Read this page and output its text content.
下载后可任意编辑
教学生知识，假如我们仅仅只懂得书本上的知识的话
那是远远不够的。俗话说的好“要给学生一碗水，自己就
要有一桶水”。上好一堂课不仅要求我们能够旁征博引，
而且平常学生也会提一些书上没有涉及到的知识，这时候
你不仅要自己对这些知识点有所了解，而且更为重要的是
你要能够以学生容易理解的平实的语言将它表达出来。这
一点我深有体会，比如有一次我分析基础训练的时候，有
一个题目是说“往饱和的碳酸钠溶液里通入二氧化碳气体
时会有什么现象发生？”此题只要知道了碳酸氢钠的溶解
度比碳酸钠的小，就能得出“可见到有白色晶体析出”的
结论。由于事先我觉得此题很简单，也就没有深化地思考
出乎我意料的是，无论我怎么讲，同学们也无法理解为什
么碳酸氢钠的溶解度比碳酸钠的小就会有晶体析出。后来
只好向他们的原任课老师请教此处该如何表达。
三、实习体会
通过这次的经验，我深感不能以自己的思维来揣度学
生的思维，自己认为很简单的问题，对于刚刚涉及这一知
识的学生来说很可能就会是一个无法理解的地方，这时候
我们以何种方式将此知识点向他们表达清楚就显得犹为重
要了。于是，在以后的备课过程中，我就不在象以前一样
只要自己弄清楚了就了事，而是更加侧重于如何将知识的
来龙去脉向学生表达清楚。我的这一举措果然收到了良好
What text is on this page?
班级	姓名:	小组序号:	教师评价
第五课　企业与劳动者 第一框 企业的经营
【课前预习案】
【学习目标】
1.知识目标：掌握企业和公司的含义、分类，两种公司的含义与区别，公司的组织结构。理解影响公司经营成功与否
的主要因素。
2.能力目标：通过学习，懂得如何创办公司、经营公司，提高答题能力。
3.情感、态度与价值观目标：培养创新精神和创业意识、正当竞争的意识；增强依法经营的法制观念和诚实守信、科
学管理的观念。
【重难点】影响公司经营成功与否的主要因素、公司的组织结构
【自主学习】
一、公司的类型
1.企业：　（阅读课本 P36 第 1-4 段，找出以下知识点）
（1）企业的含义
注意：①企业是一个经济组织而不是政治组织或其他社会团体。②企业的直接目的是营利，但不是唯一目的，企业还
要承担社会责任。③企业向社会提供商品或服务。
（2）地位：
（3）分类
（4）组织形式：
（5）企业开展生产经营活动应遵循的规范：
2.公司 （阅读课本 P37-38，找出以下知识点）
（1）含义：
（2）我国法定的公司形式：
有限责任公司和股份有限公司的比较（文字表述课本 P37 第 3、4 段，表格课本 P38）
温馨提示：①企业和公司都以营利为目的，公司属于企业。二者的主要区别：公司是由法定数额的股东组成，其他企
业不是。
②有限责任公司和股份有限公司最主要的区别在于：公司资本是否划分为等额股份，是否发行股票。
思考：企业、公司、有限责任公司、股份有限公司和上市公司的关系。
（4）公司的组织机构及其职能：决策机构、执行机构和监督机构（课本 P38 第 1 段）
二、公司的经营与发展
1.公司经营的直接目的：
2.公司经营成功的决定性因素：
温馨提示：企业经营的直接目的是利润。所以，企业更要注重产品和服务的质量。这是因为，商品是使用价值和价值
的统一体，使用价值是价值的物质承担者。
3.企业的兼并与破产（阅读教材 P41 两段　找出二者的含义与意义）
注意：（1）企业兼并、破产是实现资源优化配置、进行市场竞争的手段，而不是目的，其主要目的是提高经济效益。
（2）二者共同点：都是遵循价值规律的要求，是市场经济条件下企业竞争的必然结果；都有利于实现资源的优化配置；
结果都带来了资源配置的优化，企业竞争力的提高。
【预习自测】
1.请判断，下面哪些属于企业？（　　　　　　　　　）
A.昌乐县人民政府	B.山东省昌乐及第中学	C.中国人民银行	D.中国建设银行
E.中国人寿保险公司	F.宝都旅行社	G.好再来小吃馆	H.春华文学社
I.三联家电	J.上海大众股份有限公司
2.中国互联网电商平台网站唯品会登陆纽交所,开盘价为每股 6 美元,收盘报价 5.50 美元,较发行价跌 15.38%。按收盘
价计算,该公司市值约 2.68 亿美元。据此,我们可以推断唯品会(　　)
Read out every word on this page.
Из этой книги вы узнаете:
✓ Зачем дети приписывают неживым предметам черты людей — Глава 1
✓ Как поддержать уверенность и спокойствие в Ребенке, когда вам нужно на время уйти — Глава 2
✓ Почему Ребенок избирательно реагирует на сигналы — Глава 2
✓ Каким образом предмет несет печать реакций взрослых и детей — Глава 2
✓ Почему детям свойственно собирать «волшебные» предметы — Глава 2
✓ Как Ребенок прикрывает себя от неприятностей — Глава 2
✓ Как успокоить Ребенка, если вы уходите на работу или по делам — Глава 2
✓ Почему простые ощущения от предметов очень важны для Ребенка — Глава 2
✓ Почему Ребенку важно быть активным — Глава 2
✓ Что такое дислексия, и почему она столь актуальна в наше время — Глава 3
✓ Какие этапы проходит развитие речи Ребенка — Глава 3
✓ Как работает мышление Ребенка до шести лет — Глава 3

-------

TASK DESCRIPTION →
From the data, list each line in which the string "this" appears.

PROBLEM SOLUTION →
Read this page and output its text content.
What text is on this page?
Read out every word on this page.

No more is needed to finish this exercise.